Dataset records:

☆ ☆ ☆ ☆ ☆

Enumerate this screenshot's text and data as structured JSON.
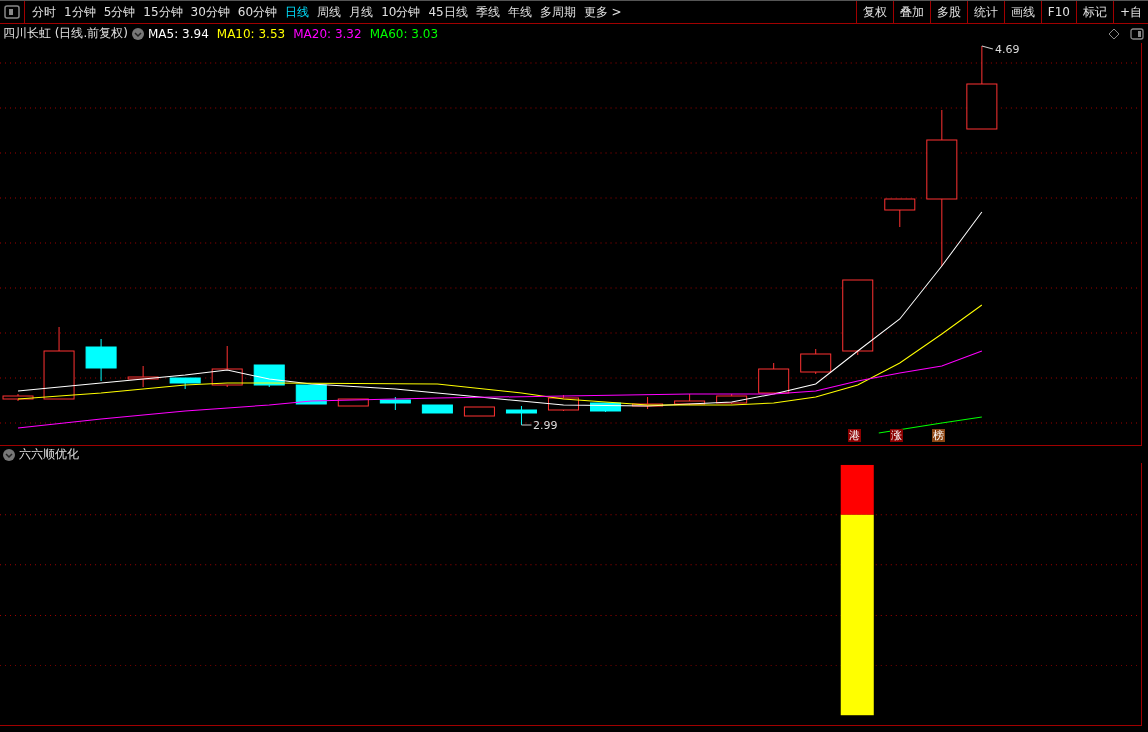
{
  "toolbar": {
    "tabs": [
      {
        "label": "分时",
        "selected": false
      },
      {
        "label": "1分钟",
        "selected": false
      },
      {
        "label": "5分钟",
        "selected": false
      },
      {
        "label": "15分钟",
        "selected": false
      },
      {
        "label": "30分钟",
        "selected": false
      },
      {
        "label": "60分钟",
        "selected": false
      },
      {
        "label": "日线",
        "selected": true
      },
      {
        "label": "周线",
        "selected": false
      },
      {
        "label": "月线",
        "selected": false
      },
      {
        "label": "10分钟",
        "selected": false
      },
      {
        "label": "45日线",
        "selected": false
      },
      {
        "label": "季线",
        "selected": false
      },
      {
        "label": "年线",
        "selected": false
      },
      {
        "label": "多周期",
        "selected": false
      },
      {
        "label": "更多 >",
        "selected": false
      }
    ],
    "buttons": [
      "复权",
      "叠加",
      "多股",
      "统计",
      "画线",
      "F10",
      "标记",
      "+自"
    ]
  },
  "chart": {
    "title": "四川长虹 (日线.前复权)",
    "averages": [
      {
        "label": "MA5: 3.94",
        "color": "#ffffff"
      },
      {
        "label": "MA10: 3.53",
        "color": "#ffff00"
      },
      {
        "label": "MA20: 3.32",
        "color": "#ff00ff"
      },
      {
        "label": "MA60: 3.03",
        "color": "#00ff00"
      }
    ],
    "high_label": "4.69",
    "low_label": "2.99",
    "tags": [
      {
        "label": "港",
        "color": "#8b0000"
      },
      {
        "label": "涨",
        "color": "#8b0000"
      },
      {
        "label": "榜",
        "color": "#8b4513"
      }
    ]
  },
  "indicator": {
    "title": "六六顺优化"
  }
}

☆ ☆ ☆ ☆ ☆

▶ EXERCISE:
Show each line in the entries that holds the string "color".

▶ WRITTEN REPLY:
        "color": "#ffffff"
        "color": "#ffff00"
        "color": "#ff00ff"
        "color": "#00ff00"
        "color": "#8b0000"
        "color": "#8b0000"
        "color": "#8b4513"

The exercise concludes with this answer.